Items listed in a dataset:
□ □ □ □ □ □ □
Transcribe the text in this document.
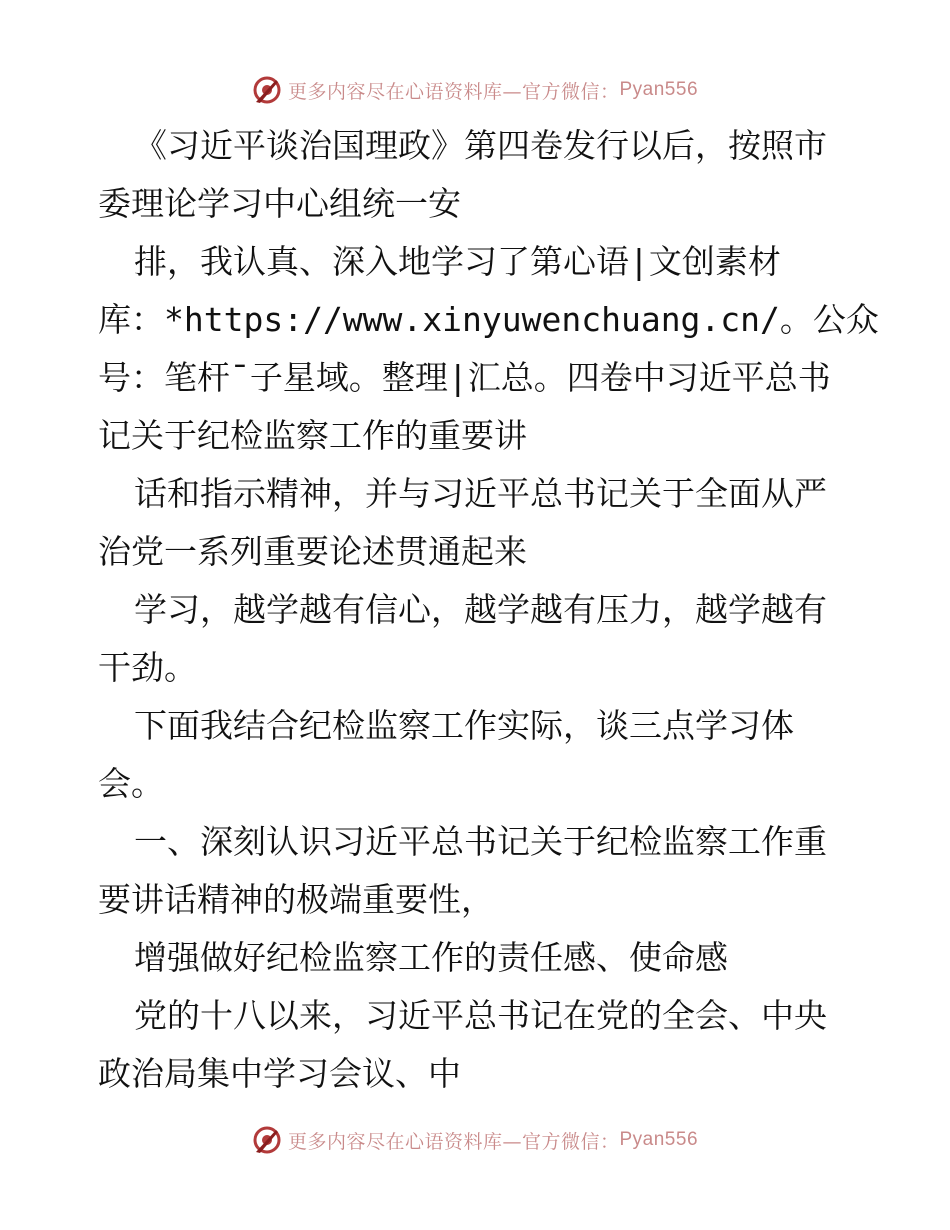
更多内容尽在心语资料库—官方微信： Pyan556
《习近平谈治国理政》第四卷发行以后，按照市
委理论学习中心组统一安
排，我认真、深入地学习了第心语|文创素材
库：*https://www.xinyuwenchuang.cn/。公众
号：笔杆¯子星域。整理|汇总。四卷中习近平总书
记关于纪检监察工作的重要讲
话和指示精神，并与习近平总书记关于全面从严
治党一系列重要论述贯通起来
学习，越学越有信心，越学越有压力，越学越有
干劲。
下面我结合纪检监察工作实际，谈三点学习体
会。
一、深刻认识习近平总书记关于纪检监察工作重
要讲话精神的极端重要性，
增强做好纪检监察工作的责任感、使命感
党的十八以来，习近平总书记在党的全会、中央
政治局集中学习会议、中
更多内容尽在心语资料库—官方微信： Pyan556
□ □ □ □ □ □ □
_Given instruction_
Copy each line exactly, and leave the pictures out of your copy.

_Result_
Transcribe the text in this document.
更多内容尽在心语资料库—官方微信： Pyan556
《习近平谈治国理政》第四卷发行以后，按照市
委理论学习中心组统一安
排，我认真、深入地学习了第心语|文创素材
库：*https://www.xinyuwenchuang.cn/。公众
号：笔杆¯子星域。整理|汇总。四卷中习近平总书
记关于纪检监察工作的重要讲
话和指示精神，并与习近平总书记关于全面从严
治党一系列重要论述贯通起来
学习，越学越有信心，越学越有压力，越学越有
干劲。
下面我结合纪检监察工作实际，谈三点学习体
会。
一、深刻认识习近平总书记关于纪检监察工作重
要讲话精神的极端重要性，
增强做好纪检监察工作的责任感、使命感
党的十八以来，习近平总书记在党的全会、中央
政治局集中学习会议、中
更多内容尽在心语资料库—官方微信： Pyan556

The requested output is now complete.